#### SHORT PROBLEM:
Extract all of the entries and give them again, word for word.

* * * *

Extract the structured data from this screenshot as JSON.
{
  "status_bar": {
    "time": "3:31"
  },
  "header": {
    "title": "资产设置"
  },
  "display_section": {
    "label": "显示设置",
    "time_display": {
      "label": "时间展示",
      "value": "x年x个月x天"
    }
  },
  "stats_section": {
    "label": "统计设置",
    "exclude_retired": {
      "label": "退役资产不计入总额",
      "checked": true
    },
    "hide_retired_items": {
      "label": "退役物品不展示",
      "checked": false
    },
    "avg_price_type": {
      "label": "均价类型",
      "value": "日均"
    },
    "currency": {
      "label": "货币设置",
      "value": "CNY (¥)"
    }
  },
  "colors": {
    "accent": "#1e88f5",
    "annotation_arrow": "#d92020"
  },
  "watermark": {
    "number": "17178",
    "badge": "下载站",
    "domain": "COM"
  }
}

* * * *

#### SOLUTION FOR THIS PROBLEM:
Extract the structured data from this screenshot as JSON.
{
  "status_bar": {
    "time": "3:31"
  },
  "header": {
    "title": "资产设置"
  },
  "display_section": {
    "label": "显示设置",
    "time_display": {
      "label": "时间展示",
      "value": "x年x个月x天"
    }
  },
  "stats_section": {
    "label": "统计设置",
    "exclude_retired": {
      "label": "退役资产不计入总额",
      "checked": true
    },
    "hide_retired_items": {
      "label": "退役物品不展示",
      "checked": false
    },
    "avg_price_type": {
      "label": "均价类型",
      "value": "日均"
    },
    "currency": {
      "label": "货币设置",
      "value": "CNY (¥)"
    }
  },
  "colors": {
    "accent": "#1e88f5",
    "annotation_arrow": "#d92020"
  },
  "watermark": {
    "number": "17178",
    "badge": "下载站",
    "domain": "COM"
  }
}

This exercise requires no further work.